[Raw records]
- - - - - - -

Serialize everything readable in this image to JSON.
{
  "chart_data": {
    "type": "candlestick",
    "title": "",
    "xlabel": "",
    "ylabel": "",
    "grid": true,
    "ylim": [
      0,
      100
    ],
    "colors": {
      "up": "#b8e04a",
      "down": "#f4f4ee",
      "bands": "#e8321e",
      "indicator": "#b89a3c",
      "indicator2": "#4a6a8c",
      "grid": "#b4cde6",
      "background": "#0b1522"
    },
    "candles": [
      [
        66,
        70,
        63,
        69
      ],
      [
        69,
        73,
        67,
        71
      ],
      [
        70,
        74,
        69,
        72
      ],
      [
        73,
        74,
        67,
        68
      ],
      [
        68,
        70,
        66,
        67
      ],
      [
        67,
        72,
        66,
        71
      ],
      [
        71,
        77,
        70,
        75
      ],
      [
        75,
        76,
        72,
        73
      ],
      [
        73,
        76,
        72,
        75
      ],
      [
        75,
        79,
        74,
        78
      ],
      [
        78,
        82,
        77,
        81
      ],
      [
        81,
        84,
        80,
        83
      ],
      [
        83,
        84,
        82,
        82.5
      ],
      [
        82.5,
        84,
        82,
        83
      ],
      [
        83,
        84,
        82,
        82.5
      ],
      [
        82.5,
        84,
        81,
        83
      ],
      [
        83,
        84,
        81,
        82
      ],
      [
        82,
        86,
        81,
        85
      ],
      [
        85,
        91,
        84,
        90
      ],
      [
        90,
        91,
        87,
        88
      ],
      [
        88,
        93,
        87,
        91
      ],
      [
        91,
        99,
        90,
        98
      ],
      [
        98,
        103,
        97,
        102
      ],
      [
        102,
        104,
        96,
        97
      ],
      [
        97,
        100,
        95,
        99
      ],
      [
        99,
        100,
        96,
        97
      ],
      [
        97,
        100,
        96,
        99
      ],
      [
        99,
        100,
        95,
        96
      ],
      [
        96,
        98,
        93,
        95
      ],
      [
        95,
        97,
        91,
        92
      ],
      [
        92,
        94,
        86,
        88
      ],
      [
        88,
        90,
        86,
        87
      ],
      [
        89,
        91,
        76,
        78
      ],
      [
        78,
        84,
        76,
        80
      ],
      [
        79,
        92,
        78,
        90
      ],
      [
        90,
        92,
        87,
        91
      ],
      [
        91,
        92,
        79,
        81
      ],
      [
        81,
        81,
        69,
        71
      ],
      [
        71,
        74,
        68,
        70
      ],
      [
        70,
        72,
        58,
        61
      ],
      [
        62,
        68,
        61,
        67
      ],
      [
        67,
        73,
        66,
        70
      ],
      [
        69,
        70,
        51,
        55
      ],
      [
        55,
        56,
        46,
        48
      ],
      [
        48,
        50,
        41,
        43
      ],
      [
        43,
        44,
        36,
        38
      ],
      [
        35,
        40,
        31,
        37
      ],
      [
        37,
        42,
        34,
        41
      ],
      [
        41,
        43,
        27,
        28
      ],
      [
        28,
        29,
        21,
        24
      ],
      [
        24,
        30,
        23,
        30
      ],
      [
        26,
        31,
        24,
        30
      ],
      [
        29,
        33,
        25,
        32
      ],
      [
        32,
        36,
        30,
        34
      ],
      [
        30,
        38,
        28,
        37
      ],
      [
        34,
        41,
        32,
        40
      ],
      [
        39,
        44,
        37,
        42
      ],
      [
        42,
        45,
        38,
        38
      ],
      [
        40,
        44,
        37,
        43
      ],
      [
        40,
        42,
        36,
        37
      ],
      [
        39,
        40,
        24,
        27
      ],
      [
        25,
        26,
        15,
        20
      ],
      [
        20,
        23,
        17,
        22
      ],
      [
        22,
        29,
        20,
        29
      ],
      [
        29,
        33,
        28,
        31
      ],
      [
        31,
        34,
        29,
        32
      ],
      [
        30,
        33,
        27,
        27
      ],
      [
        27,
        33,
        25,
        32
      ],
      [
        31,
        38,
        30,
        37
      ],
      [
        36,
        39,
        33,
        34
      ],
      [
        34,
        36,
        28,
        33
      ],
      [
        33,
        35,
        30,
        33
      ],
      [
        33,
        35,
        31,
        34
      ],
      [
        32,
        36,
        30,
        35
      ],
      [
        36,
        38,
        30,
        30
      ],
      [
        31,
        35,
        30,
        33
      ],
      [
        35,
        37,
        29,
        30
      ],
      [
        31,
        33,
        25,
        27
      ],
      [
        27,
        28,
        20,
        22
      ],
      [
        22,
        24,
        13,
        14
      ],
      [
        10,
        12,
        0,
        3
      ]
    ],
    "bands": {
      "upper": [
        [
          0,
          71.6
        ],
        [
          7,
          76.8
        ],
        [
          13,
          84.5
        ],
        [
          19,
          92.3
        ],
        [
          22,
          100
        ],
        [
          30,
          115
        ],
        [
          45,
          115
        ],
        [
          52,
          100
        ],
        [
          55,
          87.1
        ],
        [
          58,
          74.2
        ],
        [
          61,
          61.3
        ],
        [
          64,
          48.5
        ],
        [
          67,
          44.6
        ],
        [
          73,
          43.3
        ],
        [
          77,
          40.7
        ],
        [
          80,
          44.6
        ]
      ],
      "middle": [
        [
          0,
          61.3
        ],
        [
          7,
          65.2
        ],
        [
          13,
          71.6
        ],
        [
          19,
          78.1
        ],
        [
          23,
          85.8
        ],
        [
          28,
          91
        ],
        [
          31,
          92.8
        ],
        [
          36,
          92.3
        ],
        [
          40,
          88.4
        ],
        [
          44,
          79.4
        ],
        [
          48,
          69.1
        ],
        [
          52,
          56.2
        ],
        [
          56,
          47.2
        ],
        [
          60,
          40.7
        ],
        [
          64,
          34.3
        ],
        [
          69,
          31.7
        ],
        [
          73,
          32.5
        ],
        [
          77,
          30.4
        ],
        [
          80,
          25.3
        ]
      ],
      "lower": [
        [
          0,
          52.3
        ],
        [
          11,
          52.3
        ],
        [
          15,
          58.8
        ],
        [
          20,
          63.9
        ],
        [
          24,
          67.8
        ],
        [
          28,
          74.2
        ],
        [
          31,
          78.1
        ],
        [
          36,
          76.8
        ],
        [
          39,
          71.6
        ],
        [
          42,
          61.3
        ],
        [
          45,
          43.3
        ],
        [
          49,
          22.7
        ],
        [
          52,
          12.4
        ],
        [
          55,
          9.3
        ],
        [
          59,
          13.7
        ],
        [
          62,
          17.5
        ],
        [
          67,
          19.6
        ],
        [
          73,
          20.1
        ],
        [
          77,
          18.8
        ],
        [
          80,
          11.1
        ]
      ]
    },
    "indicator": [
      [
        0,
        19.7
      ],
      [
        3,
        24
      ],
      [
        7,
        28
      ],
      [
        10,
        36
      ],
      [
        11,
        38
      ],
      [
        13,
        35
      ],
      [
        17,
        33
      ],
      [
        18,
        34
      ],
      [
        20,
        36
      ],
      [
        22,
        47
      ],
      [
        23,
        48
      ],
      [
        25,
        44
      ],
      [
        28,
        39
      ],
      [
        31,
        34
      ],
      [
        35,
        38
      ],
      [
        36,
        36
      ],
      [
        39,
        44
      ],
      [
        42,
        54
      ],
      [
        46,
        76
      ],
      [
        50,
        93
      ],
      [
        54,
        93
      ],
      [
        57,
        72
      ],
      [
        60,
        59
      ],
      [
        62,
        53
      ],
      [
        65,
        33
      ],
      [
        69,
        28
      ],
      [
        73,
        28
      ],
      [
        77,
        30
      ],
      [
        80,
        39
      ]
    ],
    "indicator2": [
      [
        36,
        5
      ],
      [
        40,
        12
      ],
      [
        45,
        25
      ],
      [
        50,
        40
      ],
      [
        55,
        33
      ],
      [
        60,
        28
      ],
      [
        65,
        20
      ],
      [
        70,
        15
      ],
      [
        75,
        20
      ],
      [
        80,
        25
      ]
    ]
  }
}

- - - - - - -

• Stated exercise: Output the records verbatim, from the first line to the last.

• Final result:
Serialize everything readable in this image to JSON.
{
  "chart_data": {
    "type": "candlestick",
    "title": "",
    "xlabel": "",
    "ylabel": "",
    "grid": true,
    "ylim": [
      0,
      100
    ],
    "colors": {
      "up": "#b8e04a",
      "down": "#f4f4ee",
      "bands": "#e8321e",
      "indicator": "#b89a3c",
      "indicator2": "#4a6a8c",
      "grid": "#b4cde6",
      "background": "#0b1522"
    },
    "candles": [
      [
        66,
        70,
        63,
        69
      ],
      [
        69,
        73,
        67,
        71
      ],
      [
        70,
        74,
        69,
        72
      ],
      [
        73,
        74,
        67,
        68
      ],
      [
        68,
        70,
        66,
        67
      ],
      [
        67,
        72,
        66,
        71
      ],
      [
        71,
        77,
        70,
        75
      ],
      [
        75,
        76,
        72,
        73
      ],
      [
        73,
        76,
        72,
        75
      ],
      [
        75,
        79,
        74,
        78
      ],
      [
        78,
        82,
        77,
        81
      ],
      [
        81,
        84,
        80,
        83
      ],
      [
        83,
        84,
        82,
        82.5
      ],
      [
        82.5,
        84,
        82,
        83
      ],
      [
        83,
        84,
        82,
        82.5
      ],
      [
        82.5,
        84,
        81,
        83
      ],
      [
        83,
        84,
        81,
        82
      ],
      [
        82,
        86,
        81,
        85
      ],
      [
        85,
        91,
        84,
        90
      ],
      [
        90,
        91,
        87,
        88
      ],
      [
        88,
        93,
        87,
        91
      ],
      [
        91,
        99,
        90,
        98
      ],
      [
        98,
        103,
        97,
        102
      ],
      [
        102,
        104,
        96,
        97
      ],
      [
        97,
        100,
        95,
        99
      ],
      [
        99,
        100,
        96,
        97
      ],
      [
        97,
        100,
        96,
        99
      ],
      [
        99,
        100,
        95,
        96
      ],
      [
        96,
        98,
        93,
        95
      ],
      [
        95,
        97,
        91,
        92
      ],
      [
        92,
        94,
        86,
        88
      ],
      [
        88,
        90,
        86,
        87
      ],
      [
        89,
        91,
        76,
        78
      ],
      [
        78,
        84,
        76,
        80
      ],
      [
        79,
        92,
        78,
        90
      ],
      [
        90,
        92,
        87,
        91
      ],
      [
        91,
        92,
        79,
        81
      ],
      [
        81,
        81,
        69,
        71
      ],
      [
        71,
        74,
        68,
        70
      ],
      [
        70,
        72,
        58,
        61
      ],
      [
        62,
        68,
        61,
        67
      ],
      [
        67,
        73,
        66,
        70
      ],
      [
        69,
        70,
        51,
        55
      ],
      [
        55,
        56,
        46,
        48
      ],
      [
        48,
        50,
        41,
        43
      ],
      [
        43,
        44,
        36,
        38
      ],
      [
        35,
        40,
        31,
        37
      ],
      [
        37,
        42,
        34,
        41
      ],
      [
        41,
        43,
        27,
        28
      ],
      [
        28,
        29,
        21,
        24
      ],
      [
        24,
        30,
        23,
        30
      ],
      [
        26,
        31,
        24,
        30
      ],
      [
        29,
        33,
        25,
        32
      ],
      [
        32,
        36,
        30,
        34
      ],
      [
        30,
        38,
        28,
        37
      ],
      [
        34,
        41,
        32,
        40
      ],
      [
        39,
        44,
        37,
        42
      ],
      [
        42,
        45,
        38,
        38
      ],
      [
        40,
        44,
        37,
        43
      ],
      [
        40,
        42,
        36,
        37
      ],
      [
        39,
        40,
        24,
        27
      ],
      [
        25,
        26,
        15,
        20
      ],
      [
        20,
        23,
        17,
        22
      ],
      [
        22,
        29,
        20,
        29
      ],
      [
        29,
        33,
        28,
        31
      ],
      [
        31,
        34,
        29,
        32
      ],
      [
        30,
        33,
        27,
        27
      ],
      [
        27,
        33,
        25,
        32
      ],
      [
        31,
        38,
        30,
        37
      ],
      [
        36,
        39,
        33,
        34
      ],
      [
        34,
        36,
        28,
        33
      ],
      [
        33,
        35,
        30,
        33
      ],
      [
        33,
        35,
        31,
        34
      ],
      [
        32,
        36,
        30,
        35
      ],
      [
        36,
        38,
        30,
        30
      ],
      [
        31,
        35,
        30,
        33
      ],
      [
        35,
        37,
        29,
        30
      ],
      [
        31,
        33,
        25,
        27
      ],
      [
        27,
        28,
        20,
        22
      ],
      [
        22,
        24,
        13,
        14
      ],
      [
        10,
        12,
        0,
        3
      ]
    ],
    "bands": {
      "upper": [
        [
          0,
          71.6
        ],
        [
          7,
          76.8
        ],
        [
          13,
          84.5
        ],
        [
          19,
          92.3
        ],
        [
          22,
          100
        ],
        [
          30,
          115
        ],
        [
          45,
          115
        ],
        [
          52,
          100
        ],
        [
          55,
          87.1
        ],
        [
          58,
          74.2
        ],
        [
          61,
          61.3
        ],
        [
          64,
          48.5
        ],
        [
          67,
          44.6
        ],
        [
          73,
          43.3
        ],
        [
          77,
          40.7
        ],
        [
          80,
          44.6
        ]
      ],
      "middle": [
        [
          0,
          61.3
        ],
        [
          7,
          65.2
        ],
        [
          13,
          71.6
        ],
        [
          19,
          78.1
        ],
        [
          23,
          85.8
        ],
        [
          28,
          91
        ],
        [
          31,
          92.8
        ],
        [
          36,
          92.3
        ],
        [
          40,
          88.4
        ],
        [
          44,
          79.4
        ],
        [
          48,
          69.1
        ],
        [
          52,
          56.2
        ],
        [
          56,
          47.2
        ],
        [
          60,
          40.7
        ],
        [
          64,
          34.3
        ],
        [
          69,
          31.7
        ],
        [
          73,
          32.5
        ],
        [
          77,
          30.4
        ],
        [
          80,
          25.3
        ]
      ],
      "lower": [
        [
          0,
          52.3
        ],
        [
          11,
          52.3
        ],
        [
          15,
          58.8
        ],
        [
          20,
          63.9
        ],
        [
          24,
          67.8
        ],
        [
          28,
          74.2
        ],
        [
          31,
          78.1
        ],
        [
          36,
          76.8
        ],
        [
          39,
          71.6
        ],
        [
          42,
          61.3
        ],
        [
          45,
          43.3
        ],
        [
          49,
          22.7
        ],
        [
          52,
          12.4
        ],
        [
          55,
          9.3
        ],
        [
          59,
          13.7
        ],
        [
          62,
          17.5
        ],
        [
          67,
          19.6
        ],
        [
          73,
          20.1
        ],
        [
          77,
          18.8
        ],
        [
          80,
          11.1
        ]
      ]
    },
    "indicator": [
      [
        0,
        19.7
      ],
      [
        3,
        24
      ],
      [
        7,
        28
      ],
      [
        10,
        36
      ],
      [
        11,
        38
      ],
      [
        13,
        35
      ],
      [
        17,
        33
      ],
      [
        18,
        34
      ],
      [
        20,
        36
      ],
      [
        22,
        47
      ],
      [
        23,
        48
      ],
      [
        25,
        44
      ],
      [
        28,
        39
      ],
      [
        31,
        34
      ],
      [
        35,
        38
      ],
      [
        36,
        36
      ],
      [
        39,
        44
      ],
      [
        42,
        54
      ],
      [
        46,
        76
      ],
      [
        50,
        93
      ],
      [
        54,
        93
      ],
      [
        57,
        72
      ],
      [
        60,
        59
      ],
      [
        62,
        53
      ],
      [
        65,
        33
      ],
      [
        69,
        28
      ],
      [
        73,
        28
      ],
      [
        77,
        30
      ],
      [
        80,
        39
      ]
    ],
    "indicator2": [
      [
        36,
        5
      ],
      [
        40,
        12
      ],
      [
        45,
        25
      ],
      [
        50,
        40
      ],
      [
        55,
        33
      ],
      [
        60,
        28
      ],
      [
        65,
        20
      ],
      [
        70,
        15
      ],
      [
        75,
        20
      ],
      [
        80,
        25
      ]
    ]
  }
}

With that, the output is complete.